§ **TASK BRIEF**:
Isolate every line in the records below with "price" in it.

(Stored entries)
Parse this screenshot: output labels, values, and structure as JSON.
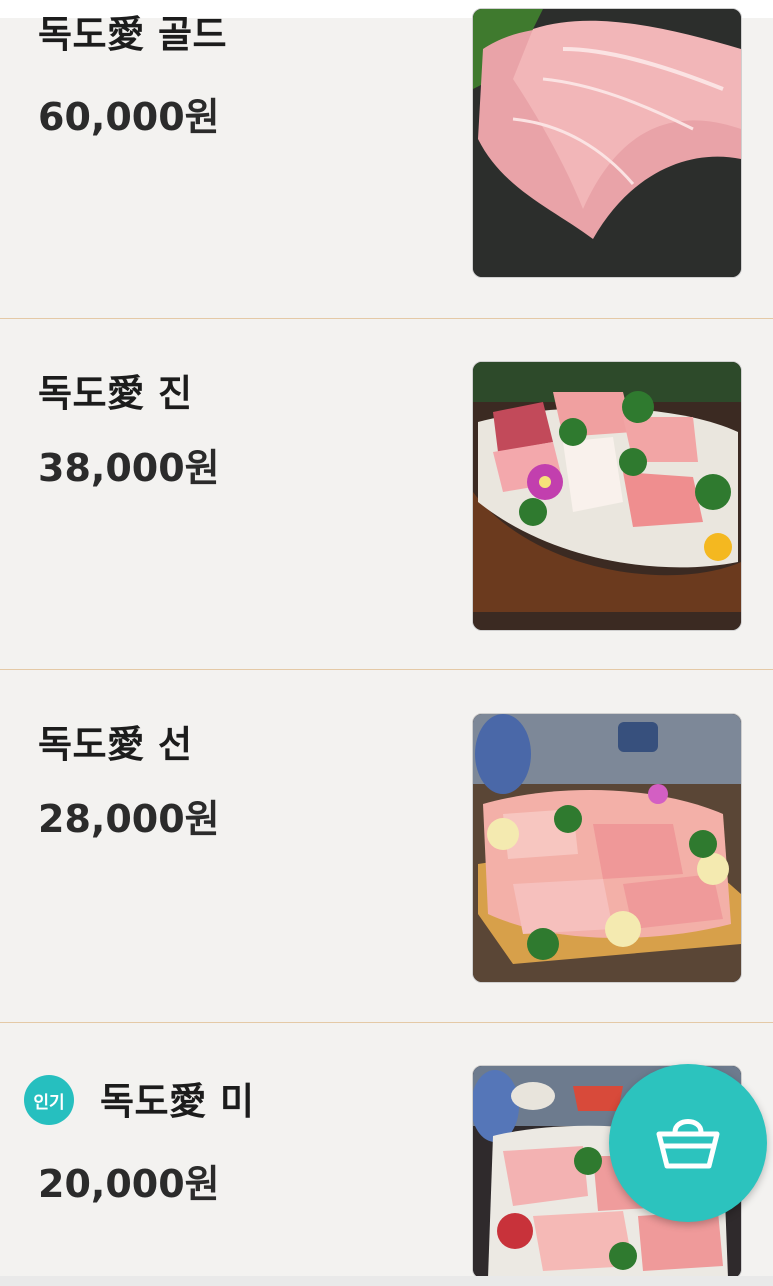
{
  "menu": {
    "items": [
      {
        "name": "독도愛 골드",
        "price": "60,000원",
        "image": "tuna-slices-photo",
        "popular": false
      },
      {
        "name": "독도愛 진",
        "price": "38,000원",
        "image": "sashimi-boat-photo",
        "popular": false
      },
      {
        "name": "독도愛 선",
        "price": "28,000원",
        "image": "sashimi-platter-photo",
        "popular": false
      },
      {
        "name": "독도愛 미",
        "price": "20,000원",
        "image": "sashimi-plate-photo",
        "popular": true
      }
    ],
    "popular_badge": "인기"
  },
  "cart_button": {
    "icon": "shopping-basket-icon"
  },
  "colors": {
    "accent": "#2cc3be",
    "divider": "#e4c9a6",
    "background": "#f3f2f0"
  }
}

§ **RESPONSE TO THIS TASK**:
        "price": "60,000원",
        "price": "38,000원",
        "price": "28,000원",
        "price": "20,000원",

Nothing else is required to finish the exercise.